• _GIVEN EXERCISE_:
Copy out all the lines where "종목별투자자" shows up.

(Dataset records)
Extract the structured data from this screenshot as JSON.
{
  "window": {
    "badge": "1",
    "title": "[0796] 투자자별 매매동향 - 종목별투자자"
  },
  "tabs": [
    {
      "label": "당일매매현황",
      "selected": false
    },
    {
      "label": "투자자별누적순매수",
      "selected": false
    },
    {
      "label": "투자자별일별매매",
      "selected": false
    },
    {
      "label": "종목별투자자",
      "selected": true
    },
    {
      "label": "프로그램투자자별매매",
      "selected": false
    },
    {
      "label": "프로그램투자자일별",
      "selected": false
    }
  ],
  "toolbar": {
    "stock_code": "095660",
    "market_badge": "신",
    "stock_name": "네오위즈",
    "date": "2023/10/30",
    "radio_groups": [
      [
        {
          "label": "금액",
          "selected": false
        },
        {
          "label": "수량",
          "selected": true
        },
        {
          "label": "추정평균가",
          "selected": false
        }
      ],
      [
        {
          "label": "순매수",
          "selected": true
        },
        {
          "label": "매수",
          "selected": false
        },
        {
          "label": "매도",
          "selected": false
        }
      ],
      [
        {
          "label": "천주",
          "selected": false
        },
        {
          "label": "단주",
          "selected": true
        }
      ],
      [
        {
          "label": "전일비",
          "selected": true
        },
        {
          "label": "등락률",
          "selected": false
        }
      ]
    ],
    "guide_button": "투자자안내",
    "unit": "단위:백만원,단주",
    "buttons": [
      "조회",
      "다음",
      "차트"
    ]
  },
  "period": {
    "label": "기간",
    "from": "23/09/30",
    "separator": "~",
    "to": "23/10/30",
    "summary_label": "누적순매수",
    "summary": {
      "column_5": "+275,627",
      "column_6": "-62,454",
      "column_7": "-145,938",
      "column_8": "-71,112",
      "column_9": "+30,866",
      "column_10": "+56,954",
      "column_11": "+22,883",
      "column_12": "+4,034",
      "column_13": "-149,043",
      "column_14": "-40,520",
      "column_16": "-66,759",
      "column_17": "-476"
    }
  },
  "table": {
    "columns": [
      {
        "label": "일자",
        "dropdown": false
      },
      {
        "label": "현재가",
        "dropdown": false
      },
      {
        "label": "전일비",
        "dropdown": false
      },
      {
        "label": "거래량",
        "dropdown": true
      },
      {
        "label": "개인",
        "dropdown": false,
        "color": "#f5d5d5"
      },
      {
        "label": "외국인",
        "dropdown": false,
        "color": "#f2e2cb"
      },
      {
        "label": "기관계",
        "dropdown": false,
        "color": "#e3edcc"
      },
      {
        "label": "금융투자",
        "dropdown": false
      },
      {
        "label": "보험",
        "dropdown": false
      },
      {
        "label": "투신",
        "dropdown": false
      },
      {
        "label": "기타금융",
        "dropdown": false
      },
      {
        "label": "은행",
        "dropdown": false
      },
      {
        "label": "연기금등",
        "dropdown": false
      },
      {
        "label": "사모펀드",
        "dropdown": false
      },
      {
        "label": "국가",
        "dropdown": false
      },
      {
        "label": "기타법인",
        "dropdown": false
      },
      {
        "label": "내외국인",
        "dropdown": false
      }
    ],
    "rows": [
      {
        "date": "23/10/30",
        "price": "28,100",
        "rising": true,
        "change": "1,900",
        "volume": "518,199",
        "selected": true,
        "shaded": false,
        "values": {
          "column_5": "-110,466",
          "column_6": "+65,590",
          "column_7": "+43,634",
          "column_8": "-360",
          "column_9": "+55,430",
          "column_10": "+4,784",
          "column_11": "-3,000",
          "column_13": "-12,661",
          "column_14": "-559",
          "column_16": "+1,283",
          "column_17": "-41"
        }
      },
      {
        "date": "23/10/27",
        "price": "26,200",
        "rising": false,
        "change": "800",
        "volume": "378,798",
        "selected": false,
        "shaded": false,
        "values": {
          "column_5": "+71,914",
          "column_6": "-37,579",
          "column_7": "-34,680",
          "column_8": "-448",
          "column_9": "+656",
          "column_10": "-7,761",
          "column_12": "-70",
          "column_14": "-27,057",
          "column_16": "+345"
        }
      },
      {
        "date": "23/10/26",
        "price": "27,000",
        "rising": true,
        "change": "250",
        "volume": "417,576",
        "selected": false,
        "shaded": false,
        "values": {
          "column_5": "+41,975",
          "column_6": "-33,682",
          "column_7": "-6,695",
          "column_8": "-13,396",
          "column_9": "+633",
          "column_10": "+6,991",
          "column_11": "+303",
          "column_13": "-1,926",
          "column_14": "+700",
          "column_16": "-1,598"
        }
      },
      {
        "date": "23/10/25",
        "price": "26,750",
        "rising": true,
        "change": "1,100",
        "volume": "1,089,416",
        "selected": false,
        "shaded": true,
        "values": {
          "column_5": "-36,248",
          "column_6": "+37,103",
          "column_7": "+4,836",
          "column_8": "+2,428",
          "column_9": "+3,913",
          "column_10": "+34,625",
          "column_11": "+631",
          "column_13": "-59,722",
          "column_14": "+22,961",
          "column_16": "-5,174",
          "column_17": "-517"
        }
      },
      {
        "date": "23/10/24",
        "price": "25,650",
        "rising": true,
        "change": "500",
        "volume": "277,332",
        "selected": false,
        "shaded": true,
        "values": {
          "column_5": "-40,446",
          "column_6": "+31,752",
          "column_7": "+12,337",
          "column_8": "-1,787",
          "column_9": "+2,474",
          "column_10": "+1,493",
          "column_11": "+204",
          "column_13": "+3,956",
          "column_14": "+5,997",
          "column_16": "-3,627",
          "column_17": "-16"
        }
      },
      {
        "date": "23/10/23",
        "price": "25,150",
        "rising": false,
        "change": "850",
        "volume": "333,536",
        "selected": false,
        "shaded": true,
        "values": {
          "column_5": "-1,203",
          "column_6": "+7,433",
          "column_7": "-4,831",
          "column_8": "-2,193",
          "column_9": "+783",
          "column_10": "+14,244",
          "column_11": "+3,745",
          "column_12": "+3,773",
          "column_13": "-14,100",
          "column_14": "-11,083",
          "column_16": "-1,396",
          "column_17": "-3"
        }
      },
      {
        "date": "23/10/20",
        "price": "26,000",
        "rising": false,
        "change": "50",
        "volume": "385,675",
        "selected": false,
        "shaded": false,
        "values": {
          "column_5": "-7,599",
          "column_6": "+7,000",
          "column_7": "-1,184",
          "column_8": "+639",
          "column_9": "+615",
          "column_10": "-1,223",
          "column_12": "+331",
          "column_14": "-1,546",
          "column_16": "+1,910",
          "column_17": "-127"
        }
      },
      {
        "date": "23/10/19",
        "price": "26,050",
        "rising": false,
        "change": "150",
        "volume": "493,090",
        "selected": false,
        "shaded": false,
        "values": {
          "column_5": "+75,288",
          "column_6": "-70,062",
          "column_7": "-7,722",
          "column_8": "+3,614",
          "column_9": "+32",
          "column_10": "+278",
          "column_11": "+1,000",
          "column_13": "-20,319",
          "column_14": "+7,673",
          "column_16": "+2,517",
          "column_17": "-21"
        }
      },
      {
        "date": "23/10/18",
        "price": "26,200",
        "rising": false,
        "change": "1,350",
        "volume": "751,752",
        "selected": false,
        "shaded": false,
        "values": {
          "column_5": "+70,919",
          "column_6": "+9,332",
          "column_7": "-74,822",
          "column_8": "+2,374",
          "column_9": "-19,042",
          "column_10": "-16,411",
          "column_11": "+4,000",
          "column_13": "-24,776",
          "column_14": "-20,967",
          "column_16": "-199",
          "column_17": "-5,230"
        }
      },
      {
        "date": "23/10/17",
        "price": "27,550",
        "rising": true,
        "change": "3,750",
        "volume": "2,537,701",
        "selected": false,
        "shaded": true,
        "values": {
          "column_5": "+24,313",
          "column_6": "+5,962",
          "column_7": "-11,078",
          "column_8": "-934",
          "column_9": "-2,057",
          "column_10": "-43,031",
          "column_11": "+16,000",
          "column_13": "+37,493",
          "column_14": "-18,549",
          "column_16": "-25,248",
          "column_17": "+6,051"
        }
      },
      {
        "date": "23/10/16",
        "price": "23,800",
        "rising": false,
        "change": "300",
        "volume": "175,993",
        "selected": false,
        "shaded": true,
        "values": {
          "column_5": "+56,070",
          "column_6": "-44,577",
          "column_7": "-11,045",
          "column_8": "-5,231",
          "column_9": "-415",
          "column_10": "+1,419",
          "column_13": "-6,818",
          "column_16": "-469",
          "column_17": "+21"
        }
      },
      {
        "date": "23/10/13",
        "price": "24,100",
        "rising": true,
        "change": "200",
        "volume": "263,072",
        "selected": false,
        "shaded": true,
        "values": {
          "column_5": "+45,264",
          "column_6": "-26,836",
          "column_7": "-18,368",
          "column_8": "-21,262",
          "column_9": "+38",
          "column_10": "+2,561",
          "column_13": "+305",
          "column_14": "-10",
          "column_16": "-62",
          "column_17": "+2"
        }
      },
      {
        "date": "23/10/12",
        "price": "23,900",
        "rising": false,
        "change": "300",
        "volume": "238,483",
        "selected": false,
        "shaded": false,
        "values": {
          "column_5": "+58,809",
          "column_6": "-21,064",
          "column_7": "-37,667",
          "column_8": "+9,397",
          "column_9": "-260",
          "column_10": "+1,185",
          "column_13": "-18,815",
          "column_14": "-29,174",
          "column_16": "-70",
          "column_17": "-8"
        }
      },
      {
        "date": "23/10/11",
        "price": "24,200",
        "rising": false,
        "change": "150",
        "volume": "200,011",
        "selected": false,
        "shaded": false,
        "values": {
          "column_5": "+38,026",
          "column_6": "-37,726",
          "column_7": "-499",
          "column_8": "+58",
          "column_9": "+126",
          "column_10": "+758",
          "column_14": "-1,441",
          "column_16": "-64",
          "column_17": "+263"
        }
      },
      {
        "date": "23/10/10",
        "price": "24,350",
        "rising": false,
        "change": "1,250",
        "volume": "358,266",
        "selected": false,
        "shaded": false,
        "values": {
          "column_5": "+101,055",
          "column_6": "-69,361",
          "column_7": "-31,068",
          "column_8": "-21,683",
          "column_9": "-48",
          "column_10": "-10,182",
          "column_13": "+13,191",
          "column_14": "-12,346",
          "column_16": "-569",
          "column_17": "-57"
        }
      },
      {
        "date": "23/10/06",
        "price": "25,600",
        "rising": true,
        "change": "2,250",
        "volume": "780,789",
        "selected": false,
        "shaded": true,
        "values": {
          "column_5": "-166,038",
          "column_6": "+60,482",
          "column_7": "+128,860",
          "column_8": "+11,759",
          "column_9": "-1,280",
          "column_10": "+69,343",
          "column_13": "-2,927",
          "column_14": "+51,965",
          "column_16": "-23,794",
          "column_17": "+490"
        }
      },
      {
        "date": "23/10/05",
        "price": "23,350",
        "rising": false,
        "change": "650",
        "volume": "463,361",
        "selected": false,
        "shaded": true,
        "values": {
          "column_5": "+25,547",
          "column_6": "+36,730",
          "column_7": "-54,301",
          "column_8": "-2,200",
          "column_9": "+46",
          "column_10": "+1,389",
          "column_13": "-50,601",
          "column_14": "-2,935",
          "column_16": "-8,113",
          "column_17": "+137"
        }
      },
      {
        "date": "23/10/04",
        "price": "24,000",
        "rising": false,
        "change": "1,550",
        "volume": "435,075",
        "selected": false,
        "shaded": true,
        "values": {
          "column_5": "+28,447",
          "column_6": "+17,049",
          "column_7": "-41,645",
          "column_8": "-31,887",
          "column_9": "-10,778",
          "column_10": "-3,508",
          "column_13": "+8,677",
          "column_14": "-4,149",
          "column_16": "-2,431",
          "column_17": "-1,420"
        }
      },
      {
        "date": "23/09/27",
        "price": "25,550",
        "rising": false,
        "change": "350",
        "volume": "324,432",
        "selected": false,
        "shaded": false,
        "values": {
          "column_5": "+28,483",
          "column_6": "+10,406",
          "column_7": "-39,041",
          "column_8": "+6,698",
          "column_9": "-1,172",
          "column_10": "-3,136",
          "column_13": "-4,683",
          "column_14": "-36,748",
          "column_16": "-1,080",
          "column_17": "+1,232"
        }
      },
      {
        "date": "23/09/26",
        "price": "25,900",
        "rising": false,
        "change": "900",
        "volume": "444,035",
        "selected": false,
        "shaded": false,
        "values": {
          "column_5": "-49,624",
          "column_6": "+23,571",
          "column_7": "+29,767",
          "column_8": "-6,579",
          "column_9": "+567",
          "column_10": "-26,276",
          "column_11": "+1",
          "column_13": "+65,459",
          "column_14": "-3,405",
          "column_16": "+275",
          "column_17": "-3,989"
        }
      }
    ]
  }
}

• _PROBLEM SOLUTION_:
    "title": "[0796] 투자자별 매매동향 - 종목별투자자"
      "label": "종목별투자자",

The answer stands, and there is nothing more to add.